▸ Given request:
Reproduce all records exactly.

▸ Provided records:
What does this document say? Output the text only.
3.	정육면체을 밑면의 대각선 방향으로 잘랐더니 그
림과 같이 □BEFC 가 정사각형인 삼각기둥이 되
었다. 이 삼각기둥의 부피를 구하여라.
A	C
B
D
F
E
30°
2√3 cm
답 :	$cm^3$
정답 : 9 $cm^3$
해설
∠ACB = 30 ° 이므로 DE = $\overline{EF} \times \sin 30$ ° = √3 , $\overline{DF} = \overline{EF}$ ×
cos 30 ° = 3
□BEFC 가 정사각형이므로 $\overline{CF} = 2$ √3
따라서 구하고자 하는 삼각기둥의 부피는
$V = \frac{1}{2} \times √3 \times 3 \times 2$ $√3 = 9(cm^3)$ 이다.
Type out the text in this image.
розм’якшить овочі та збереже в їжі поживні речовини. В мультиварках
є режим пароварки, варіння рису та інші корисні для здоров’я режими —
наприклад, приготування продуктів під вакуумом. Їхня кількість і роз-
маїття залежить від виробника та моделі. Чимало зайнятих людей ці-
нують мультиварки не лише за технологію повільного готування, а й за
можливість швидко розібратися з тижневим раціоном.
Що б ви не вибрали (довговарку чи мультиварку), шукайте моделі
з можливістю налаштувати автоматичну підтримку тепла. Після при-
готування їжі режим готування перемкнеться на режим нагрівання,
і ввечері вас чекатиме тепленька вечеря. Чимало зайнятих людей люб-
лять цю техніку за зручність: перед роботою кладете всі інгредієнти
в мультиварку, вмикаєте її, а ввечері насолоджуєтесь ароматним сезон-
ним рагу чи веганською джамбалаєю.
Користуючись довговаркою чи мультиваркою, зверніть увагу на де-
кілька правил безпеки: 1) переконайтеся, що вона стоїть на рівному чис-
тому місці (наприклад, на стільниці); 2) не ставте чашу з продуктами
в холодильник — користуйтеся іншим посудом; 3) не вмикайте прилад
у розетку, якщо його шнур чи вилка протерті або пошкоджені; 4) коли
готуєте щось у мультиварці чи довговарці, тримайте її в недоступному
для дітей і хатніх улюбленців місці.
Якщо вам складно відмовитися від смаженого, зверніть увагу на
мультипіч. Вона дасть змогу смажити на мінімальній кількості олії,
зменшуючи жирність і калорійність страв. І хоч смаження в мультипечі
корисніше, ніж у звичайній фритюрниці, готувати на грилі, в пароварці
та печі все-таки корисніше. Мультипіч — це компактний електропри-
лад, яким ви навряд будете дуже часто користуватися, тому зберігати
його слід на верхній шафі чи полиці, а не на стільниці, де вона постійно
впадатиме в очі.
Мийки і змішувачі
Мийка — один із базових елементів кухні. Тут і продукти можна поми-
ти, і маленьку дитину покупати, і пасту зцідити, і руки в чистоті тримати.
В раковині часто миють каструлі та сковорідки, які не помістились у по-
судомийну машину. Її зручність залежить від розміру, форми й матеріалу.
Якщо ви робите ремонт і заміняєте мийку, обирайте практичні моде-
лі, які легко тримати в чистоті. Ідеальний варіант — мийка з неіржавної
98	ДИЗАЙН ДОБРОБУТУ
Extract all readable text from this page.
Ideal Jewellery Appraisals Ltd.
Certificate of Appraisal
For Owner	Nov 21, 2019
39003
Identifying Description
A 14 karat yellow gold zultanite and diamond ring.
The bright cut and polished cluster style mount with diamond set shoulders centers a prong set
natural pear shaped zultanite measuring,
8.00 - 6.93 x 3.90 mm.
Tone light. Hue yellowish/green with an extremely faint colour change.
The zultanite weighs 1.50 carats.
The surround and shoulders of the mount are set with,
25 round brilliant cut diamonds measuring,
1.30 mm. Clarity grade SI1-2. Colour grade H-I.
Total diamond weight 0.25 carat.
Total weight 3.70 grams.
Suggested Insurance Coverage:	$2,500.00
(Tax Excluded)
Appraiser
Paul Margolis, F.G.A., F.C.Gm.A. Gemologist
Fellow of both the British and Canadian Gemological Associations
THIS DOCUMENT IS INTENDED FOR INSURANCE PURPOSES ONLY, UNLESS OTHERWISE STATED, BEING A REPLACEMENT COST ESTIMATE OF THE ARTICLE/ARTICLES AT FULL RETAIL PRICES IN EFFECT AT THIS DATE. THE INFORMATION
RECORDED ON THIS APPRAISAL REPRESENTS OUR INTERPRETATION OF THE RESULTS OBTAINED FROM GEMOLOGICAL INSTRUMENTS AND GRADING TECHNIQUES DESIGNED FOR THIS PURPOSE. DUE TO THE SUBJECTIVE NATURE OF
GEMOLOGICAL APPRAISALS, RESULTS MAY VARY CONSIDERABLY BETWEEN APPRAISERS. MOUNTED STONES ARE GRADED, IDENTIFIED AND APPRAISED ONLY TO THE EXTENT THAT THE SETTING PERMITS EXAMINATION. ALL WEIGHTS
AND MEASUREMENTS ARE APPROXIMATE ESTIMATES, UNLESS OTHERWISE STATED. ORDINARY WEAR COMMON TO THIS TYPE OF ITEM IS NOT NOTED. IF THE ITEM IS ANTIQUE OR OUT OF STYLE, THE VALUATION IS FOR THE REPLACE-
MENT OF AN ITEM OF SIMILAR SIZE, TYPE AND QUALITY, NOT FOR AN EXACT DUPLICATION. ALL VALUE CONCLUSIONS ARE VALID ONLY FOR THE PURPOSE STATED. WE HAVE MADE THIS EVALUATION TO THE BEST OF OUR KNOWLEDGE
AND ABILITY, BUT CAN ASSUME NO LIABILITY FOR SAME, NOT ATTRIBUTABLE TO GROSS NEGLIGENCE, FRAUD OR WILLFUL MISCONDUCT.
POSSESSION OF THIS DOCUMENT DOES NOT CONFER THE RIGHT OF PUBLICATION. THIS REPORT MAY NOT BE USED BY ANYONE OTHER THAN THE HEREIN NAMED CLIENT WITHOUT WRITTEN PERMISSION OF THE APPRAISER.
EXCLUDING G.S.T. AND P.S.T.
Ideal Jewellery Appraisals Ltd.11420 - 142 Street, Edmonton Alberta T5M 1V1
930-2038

▸ Solution below:
What does this document say? Output the text only.
3.	정육면체을 밑면의 대각선 방향으로 잘랐더니 그
림과 같이 □BEFC 가 정사각형인 삼각기둥이 되
었다. 이 삼각기둥의 부피를 구하여라.
A	C
B
D
F
E
30°
2√3 cm
답 :	$cm^3$
정답 : 9 $cm^3$
해설
∠ACB = 30 ° 이므로 DE = $\overline{EF} \times \sin 30$ ° = √3 , $\overline{DF} = \overline{EF}$ ×
cos 30 ° = 3
□BEFC 가 정사각형이므로 $\overline{CF} = 2$ √3
따라서 구하고자 하는 삼각기둥의 부피는
$V = \frac{1}{2} \times √3 \times 3 \times 2$ $√3 = 9(cm^3)$ 이다.
Type out the text in this image.
розм’якшить овочі та збереже в їжі поживні речовини. В мультиварках
є режим пароварки, варіння рису та інші корисні для здоров’я режими —
наприклад, приготування продуктів під вакуумом. Їхня кількість і роз-
маїття залежить від виробника та моделі. Чимало зайнятих людей ці-
нують мультиварки не лише за технологію повільного готування, а й за
можливість швидко розібратися з тижневим раціоном.
Що б ви не вибрали (довговарку чи мультиварку), шукайте моделі
з можливістю налаштувати автоматичну підтримку тепла. Після при-
готування їжі режим готування перемкнеться на режим нагрівання,
і ввечері вас чекатиме тепленька вечеря. Чимало зайнятих людей люб-
лять цю техніку за зручність: перед роботою кладете всі інгредієнти
в мультиварку, вмикаєте її, а ввечері насолоджуєтесь ароматним сезон-
ним рагу чи веганською джамбалаєю.
Користуючись довговаркою чи мультиваркою, зверніть увагу на де-
кілька правил безпеки: 1) переконайтеся, що вона стоїть на рівному чис-
тому місці (наприклад, на стільниці); 2) не ставте чашу з продуктами
в холодильник — користуйтеся іншим посудом; 3) не вмикайте прилад
у розетку, якщо його шнур чи вилка протерті або пошкоджені; 4) коли
готуєте щось у мультиварці чи довговарці, тримайте її в недоступному
для дітей і хатніх улюбленців місці.
Якщо вам складно відмовитися від смаженого, зверніть увагу на
мультипіч. Вона дасть змогу смажити на мінімальній кількості олії,
зменшуючи жирність і калорійність страв. І хоч смаження в мультипечі
корисніше, ніж у звичайній фритюрниці, готувати на грилі, в пароварці
та печі все-таки корисніше. Мультипіч — це компактний електропри-
лад, яким ви навряд будете дуже часто користуватися, тому зберігати
його слід на верхній шафі чи полиці, а не на стільниці, де вона постійно
впадатиме в очі.
Мийки і змішувачі
Мийка — один із базових елементів кухні. Тут і продукти можна поми-
ти, і маленьку дитину покупати, і пасту зцідити, і руки в чистоті тримати.
В раковині часто миють каструлі та сковорідки, які не помістились у по-
судомийну машину. Її зручність залежить від розміру, форми й матеріалу.
Якщо ви робите ремонт і заміняєте мийку, обирайте практичні моде-
лі, які легко тримати в чистоті. Ідеальний варіант — мийка з неіржавної
98	ДИЗАЙН ДОБРОБУТУ
Extract all readable text from this page.
Ideal Jewellery Appraisals Ltd.
Certificate of Appraisal
For Owner	Nov 21, 2019
39003
Identifying Description
A 14 karat yellow gold zultanite and diamond ring.
The bright cut and polished cluster style mount with diamond set shoulders centers a prong set
natural pear shaped zultanite measuring,
8.00 - 6.93 x 3.90 mm.
Tone light. Hue yellowish/green with an extremely faint colour change.
The zultanite weighs 1.50 carats.
The surround and shoulders of the mount are set with,
25 round brilliant cut diamonds measuring,
1.30 mm. Clarity grade SI1-2. Colour grade H-I.
Total diamond weight 0.25 carat.
Total weight 3.70 grams.
Suggested Insurance Coverage:	$2,500.00
(Tax Excluded)
Appraiser
Paul Margolis, F.G.A., F.C.Gm.A. Gemologist
Fellow of both the British and Canadian Gemological Associations
THIS DOCUMENT IS INTENDED FOR INSURANCE PURPOSES ONLY, UNLESS OTHERWISE STATED, BEING A REPLACEMENT COST ESTIMATE OF THE ARTICLE/ARTICLES AT FULL RETAIL PRICES IN EFFECT AT THIS DATE. THE INFORMATION
RECORDED ON THIS APPRAISAL REPRESENTS OUR INTERPRETATION OF THE RESULTS OBTAINED FROM GEMOLOGICAL INSTRUMENTS AND GRADING TECHNIQUES DESIGNED FOR THIS PURPOSE. DUE TO THE SUBJECTIVE NATURE OF
GEMOLOGICAL APPRAISALS, RESULTS MAY VARY CONSIDERABLY BETWEEN APPRAISERS. MOUNTED STONES ARE GRADED, IDENTIFIED AND APPRAISED ONLY TO THE EXTENT THAT THE SETTING PERMITS EXAMINATION. ALL WEIGHTS
AND MEASUREMENTS ARE APPROXIMATE ESTIMATES, UNLESS OTHERWISE STATED. ORDINARY WEAR COMMON TO THIS TYPE OF ITEM IS NOT NOTED. IF THE ITEM IS ANTIQUE OR OUT OF STYLE, THE VALUATION IS FOR THE REPLACE-
MENT OF AN ITEM OF SIMILAR SIZE, TYPE AND QUALITY, NOT FOR AN EXACT DUPLICATION. ALL VALUE CONCLUSIONS ARE VALID ONLY FOR THE PURPOSE STATED. WE HAVE MADE THIS EVALUATION TO THE BEST OF OUR KNOWLEDGE
AND ABILITY, BUT CAN ASSUME NO LIABILITY FOR SAME, NOT ATTRIBUTABLE TO GROSS NEGLIGENCE, FRAUD OR WILLFUL MISCONDUCT.
POSSESSION OF THIS DOCUMENT DOES NOT CONFER THE RIGHT OF PUBLICATION. THIS REPORT MAY NOT BE USED BY ANYONE OTHER THAN THE HEREIN NAMED CLIENT WITHOUT WRITTEN PERMISSION OF THE APPRAISER.
EXCLUDING G.S.T. AND P.S.T.
Ideal Jewellery Appraisals Ltd.11420 - 142 Street, Edmonton Alberta T5M 1V1
930-2038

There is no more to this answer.